## THE EXERCISE
Each entry below is to be transcribed exactly.

-- Begin --

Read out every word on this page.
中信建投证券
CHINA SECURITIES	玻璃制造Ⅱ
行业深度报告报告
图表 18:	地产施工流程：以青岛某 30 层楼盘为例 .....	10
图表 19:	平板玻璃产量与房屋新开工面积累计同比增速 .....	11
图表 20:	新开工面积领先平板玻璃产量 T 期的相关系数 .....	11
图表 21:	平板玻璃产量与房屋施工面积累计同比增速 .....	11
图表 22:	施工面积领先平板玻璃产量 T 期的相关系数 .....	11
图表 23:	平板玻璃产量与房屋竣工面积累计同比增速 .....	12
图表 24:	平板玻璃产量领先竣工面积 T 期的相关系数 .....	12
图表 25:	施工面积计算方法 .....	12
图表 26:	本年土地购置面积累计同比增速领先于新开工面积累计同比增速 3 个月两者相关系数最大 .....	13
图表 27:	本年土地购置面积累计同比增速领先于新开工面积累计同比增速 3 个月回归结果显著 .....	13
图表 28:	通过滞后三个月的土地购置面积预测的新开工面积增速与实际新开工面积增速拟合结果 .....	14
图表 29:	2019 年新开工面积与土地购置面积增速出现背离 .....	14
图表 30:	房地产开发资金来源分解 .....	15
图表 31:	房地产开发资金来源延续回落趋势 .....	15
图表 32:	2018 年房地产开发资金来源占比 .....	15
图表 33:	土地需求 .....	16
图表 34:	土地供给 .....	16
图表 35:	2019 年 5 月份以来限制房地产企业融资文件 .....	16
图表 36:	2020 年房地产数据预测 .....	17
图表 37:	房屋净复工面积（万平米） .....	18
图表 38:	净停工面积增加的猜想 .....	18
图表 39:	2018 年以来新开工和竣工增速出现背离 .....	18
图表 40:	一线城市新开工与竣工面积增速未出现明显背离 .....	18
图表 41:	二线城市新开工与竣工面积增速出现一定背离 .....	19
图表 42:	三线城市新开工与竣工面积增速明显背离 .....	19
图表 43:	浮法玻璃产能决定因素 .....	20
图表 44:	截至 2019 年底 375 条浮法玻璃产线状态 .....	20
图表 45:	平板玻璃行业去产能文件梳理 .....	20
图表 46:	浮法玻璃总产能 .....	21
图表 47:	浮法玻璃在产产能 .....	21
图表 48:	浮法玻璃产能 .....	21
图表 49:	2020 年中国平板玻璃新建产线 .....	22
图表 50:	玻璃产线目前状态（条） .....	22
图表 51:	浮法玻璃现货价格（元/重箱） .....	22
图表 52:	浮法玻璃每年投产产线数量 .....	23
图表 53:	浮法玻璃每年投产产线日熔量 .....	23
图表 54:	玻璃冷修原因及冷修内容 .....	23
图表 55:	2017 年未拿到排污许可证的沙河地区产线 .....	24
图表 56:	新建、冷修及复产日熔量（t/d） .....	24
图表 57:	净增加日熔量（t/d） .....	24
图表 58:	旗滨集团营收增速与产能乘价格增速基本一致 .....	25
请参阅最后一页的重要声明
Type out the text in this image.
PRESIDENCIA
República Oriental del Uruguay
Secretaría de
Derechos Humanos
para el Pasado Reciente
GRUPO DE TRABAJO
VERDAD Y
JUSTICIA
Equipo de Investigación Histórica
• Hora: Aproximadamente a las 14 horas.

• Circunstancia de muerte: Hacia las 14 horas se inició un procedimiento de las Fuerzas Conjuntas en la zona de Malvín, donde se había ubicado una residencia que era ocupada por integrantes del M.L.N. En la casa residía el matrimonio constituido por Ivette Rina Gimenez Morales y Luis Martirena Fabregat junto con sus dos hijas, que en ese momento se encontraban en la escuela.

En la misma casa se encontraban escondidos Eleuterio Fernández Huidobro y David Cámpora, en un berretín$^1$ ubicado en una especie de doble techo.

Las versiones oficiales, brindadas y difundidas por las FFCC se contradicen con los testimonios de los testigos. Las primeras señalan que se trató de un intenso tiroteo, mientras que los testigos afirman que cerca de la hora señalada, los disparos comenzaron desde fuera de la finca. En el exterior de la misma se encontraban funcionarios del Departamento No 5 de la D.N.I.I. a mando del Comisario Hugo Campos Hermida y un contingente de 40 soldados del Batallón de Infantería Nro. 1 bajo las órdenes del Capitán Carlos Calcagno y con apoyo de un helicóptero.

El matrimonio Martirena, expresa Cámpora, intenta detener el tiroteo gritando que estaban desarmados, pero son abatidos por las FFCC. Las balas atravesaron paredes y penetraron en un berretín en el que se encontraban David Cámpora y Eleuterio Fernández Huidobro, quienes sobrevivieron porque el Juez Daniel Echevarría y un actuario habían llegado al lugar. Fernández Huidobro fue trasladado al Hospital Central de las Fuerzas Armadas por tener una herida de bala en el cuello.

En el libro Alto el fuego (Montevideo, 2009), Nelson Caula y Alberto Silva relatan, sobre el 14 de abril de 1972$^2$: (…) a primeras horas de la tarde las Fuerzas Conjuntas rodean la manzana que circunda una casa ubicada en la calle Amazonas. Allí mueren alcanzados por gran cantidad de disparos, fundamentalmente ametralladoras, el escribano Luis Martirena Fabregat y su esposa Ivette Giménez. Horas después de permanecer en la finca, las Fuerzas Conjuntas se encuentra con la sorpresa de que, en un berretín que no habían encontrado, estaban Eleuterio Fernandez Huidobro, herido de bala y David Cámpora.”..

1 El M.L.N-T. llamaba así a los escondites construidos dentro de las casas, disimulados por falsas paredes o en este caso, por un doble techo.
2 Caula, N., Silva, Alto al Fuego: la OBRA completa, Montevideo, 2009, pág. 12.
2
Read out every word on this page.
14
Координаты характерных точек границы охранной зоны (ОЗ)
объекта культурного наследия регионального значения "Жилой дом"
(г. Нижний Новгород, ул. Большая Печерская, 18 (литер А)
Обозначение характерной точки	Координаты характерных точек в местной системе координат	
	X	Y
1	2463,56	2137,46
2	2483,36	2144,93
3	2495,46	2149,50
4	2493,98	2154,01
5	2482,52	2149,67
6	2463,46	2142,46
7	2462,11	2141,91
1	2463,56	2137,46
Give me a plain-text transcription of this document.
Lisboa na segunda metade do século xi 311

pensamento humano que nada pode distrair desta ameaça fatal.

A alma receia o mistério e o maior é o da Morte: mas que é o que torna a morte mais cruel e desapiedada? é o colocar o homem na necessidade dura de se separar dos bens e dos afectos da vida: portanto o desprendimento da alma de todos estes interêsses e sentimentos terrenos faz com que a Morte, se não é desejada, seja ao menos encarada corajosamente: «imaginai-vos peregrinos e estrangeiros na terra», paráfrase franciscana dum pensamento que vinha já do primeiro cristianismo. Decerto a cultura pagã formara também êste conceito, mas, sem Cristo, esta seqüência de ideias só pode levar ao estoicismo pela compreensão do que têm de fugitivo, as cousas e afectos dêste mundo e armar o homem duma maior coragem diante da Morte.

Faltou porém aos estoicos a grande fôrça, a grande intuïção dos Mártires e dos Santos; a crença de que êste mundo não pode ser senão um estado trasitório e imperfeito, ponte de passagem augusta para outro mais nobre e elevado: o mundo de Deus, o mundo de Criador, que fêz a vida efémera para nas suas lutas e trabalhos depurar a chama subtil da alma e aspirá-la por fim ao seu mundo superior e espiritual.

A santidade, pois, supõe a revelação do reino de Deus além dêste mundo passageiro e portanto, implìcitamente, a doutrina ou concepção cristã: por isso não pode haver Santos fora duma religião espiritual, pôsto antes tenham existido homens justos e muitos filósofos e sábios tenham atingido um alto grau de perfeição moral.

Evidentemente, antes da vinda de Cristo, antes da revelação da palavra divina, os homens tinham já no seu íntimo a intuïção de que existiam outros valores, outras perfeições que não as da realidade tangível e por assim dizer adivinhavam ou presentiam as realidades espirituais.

-- End --

## EXERCISE RESULT
Read out every word on this page.
中信建投证券
CHINA SECURITIES	玻璃制造Ⅱ
行业深度报告报告
图表 18:	地产施工流程：以青岛某 30 层楼盘为例 .....	10
图表 19:	平板玻璃产量与房屋新开工面积累计同比增速 .....	11
图表 20:	新开工面积领先平板玻璃产量 T 期的相关系数 .....	11
图表 21:	平板玻璃产量与房屋施工面积累计同比增速 .....	11
图表 22:	施工面积领先平板玻璃产量 T 期的相关系数 .....	11
图表 23:	平板玻璃产量与房屋竣工面积累计同比增速 .....	12
图表 24:	平板玻璃产量领先竣工面积 T 期的相关系数 .....	12
图表 25:	施工面积计算方法 .....	12
图表 26:	本年土地购置面积累计同比增速领先于新开工面积累计同比增速 3 个月两者相关系数最大 .....	13
图表 27:	本年土地购置面积累计同比增速领先于新开工面积累计同比增速 3 个月回归结果显著 .....	13
图表 28:	通过滞后三个月的土地购置面积预测的新开工面积增速与实际新开工面积增速拟合结果 .....	14
图表 29:	2019 年新开工面积与土地购置面积增速出现背离 .....	14
图表 30:	房地产开发资金来源分解 .....	15
图表 31:	房地产开发资金来源延续回落趋势 .....	15
图表 32:	2018 年房地产开发资金来源占比 .....	15
图表 33:	土地需求 .....	16
图表 34:	土地供给 .....	16
图表 35:	2019 年 5 月份以来限制房地产企业融资文件 .....	16
图表 36:	2020 年房地产数据预测 .....	17
图表 37:	房屋净复工面积（万平米） .....	18
图表 38:	净停工面积增加的猜想 .....	18
图表 39:	2018 年以来新开工和竣工增速出现背离 .....	18
图表 40:	一线城市新开工与竣工面积增速未出现明显背离 .....	18
图表 41:	二线城市新开工与竣工面积增速出现一定背离 .....	19
图表 42:	三线城市新开工与竣工面积增速明显背离 .....	19
图表 43:	浮法玻璃产能决定因素 .....	20
图表 44:	截至 2019 年底 375 条浮法玻璃产线状态 .....	20
图表 45:	平板玻璃行业去产能文件梳理 .....	20
图表 46:	浮法玻璃总产能 .....	21
图表 47:	浮法玻璃在产产能 .....	21
图表 48:	浮法玻璃产能 .....	21
图表 49:	2020 年中国平板玻璃新建产线 .....	22
图表 50:	玻璃产线目前状态（条） .....	22
图表 51:	浮法玻璃现货价格（元/重箱） .....	22
图表 52:	浮法玻璃每年投产产线数量 .....	23
图表 53:	浮法玻璃每年投产产线日熔量 .....	23
图表 54:	玻璃冷修原因及冷修内容 .....	23
图表 55:	2017 年未拿到排污许可证的沙河地区产线 .....	24
图表 56:	新建、冷修及复产日熔量（t/d） .....	24
图表 57:	净增加日熔量（t/d） .....	24
图表 58:	旗滨集团营收增速与产能乘价格增速基本一致 .....	25
请参阅最后一页的重要声明
Type out the text in this image.
PRESIDENCIA
República Oriental del Uruguay
Secretaría de
Derechos Humanos
para el Pasado Reciente
GRUPO DE TRABAJO
VERDAD Y
JUSTICIA
Equipo de Investigación Histórica
• Hora: Aproximadamente a las 14 horas.

• Circunstancia de muerte: Hacia las 14 horas se inició un procedimiento de las Fuerzas Conjuntas en la zona de Malvín, donde se había ubicado una residencia que era ocupada por integrantes del M.L.N. En la casa residía el matrimonio constituido por Ivette Rina Gimenez Morales y Luis Martirena Fabregat junto con sus dos hijas, que en ese momento se encontraban en la escuela.

En la misma casa se encontraban escondidos Eleuterio Fernández Huidobro y David Cámpora, en un berretín$^1$ ubicado en una especie de doble techo.

Las versiones oficiales, brindadas y difundidas por las FFCC se contradicen con los testimonios de los testigos. Las primeras señalan que se trató de un intenso tiroteo, mientras que los testigos afirman que cerca de la hora señalada, los disparos comenzaron desde fuera de la finca. En el exterior de la misma se encontraban funcionarios del Departamento No 5 de la D.N.I.I. a mando del Comisario Hugo Campos Hermida y un contingente de 40 soldados del Batallón de Infantería Nro. 1 bajo las órdenes del Capitán Carlos Calcagno y con apoyo de un helicóptero.

El matrimonio Martirena, expresa Cámpora, intenta detener el tiroteo gritando que estaban desarmados, pero son abatidos por las FFCC. Las balas atravesaron paredes y penetraron en un berretín en el que se encontraban David Cámpora y Eleuterio Fernández Huidobro, quienes sobrevivieron porque el Juez Daniel Echevarría y un actuario habían llegado al lugar. Fernández Huidobro fue trasladado al Hospital Central de las Fuerzas Armadas por tener una herida de bala en el cuello.

En el libro Alto el fuego (Montevideo, 2009), Nelson Caula y Alberto Silva relatan, sobre el 14 de abril de 1972$^2$: (…) a primeras horas de la tarde las Fuerzas Conjuntas rodean la manzana que circunda una casa ubicada en la calle Amazonas. Allí mueren alcanzados por gran cantidad de disparos, fundamentalmente ametralladoras, el escribano Luis Martirena Fabregat y su esposa Ivette Giménez. Horas después de permanecer en la finca, las Fuerzas Conjuntas se encuentra con la sorpresa de que, en un berretín que no habían encontrado, estaban Eleuterio Fernandez Huidobro, herido de bala y David Cámpora.”..

1 El M.L.N-T. llamaba así a los escondites construidos dentro de las casas, disimulados por falsas paredes o en este caso, por un doble techo.
2 Caula, N., Silva, Alto al Fuego: la OBRA completa, Montevideo, 2009, pág. 12.
2
Read out every word on this page.
14
Координаты характерных точек границы охранной зоны (ОЗ)
объекта культурного наследия регионального значения "Жилой дом"
(г. Нижний Новгород, ул. Большая Печерская, 18 (литер А)
Обозначение характерной точки	Координаты характерных точек в местной системе координат	
	X	Y
1	2463,56	2137,46
2	2483,36	2144,93
3	2495,46	2149,50
4	2493,98	2154,01
5	2482,52	2149,67
6	2463,46	2142,46
7	2462,11	2141,91
1	2463,56	2137,46
Give me a plain-text transcription of this document.
Lisboa na segunda metade do século xi 311

pensamento humano que nada pode distrair desta ameaça fatal.

A alma receia o mistério e o maior é o da Morte: mas que é o que torna a morte mais cruel e desapiedada? é o colocar o homem na necessidade dura de se separar dos bens e dos afectos da vida: portanto o desprendimento da alma de todos estes interêsses e sentimentos terrenos faz com que a Morte, se não é desejada, seja ao menos encarada corajosamente: «imaginai-vos peregrinos e estrangeiros na terra», paráfrase franciscana dum pensamento que vinha já do primeiro cristianismo. Decerto a cultura pagã formara também êste conceito, mas, sem Cristo, esta seqüência de ideias só pode levar ao estoicismo pela compreensão do que têm de fugitivo, as cousas e afectos dêste mundo e armar o homem duma maior coragem diante da Morte.

Faltou porém aos estoicos a grande fôrça, a grande intuïção dos Mártires e dos Santos; a crença de que êste mundo não pode ser senão um estado trasitório e imperfeito, ponte de passagem augusta para outro mais nobre e elevado: o mundo de Deus, o mundo de Criador, que fêz a vida efémera para nas suas lutas e trabalhos depurar a chama subtil da alma e aspirá-la por fim ao seu mundo superior e espiritual.

A santidade, pois, supõe a revelação do reino de Deus além dêste mundo passageiro e portanto, implìcitamente, a doutrina ou concepção cristã: por isso não pode haver Santos fora duma religião espiritual, pôsto antes tenham existido homens justos e muitos filósofos e sábios tenham atingido um alto grau de perfeição moral.

Evidentemente, antes da vinda de Cristo, antes da revelação da palavra divina, os homens tinham já no seu íntimo a intuïção de que existiam outros valores, outras perfeições que não as da realidade tangível e por assim dizer adivinhavam ou presentiam as realidades espirituais.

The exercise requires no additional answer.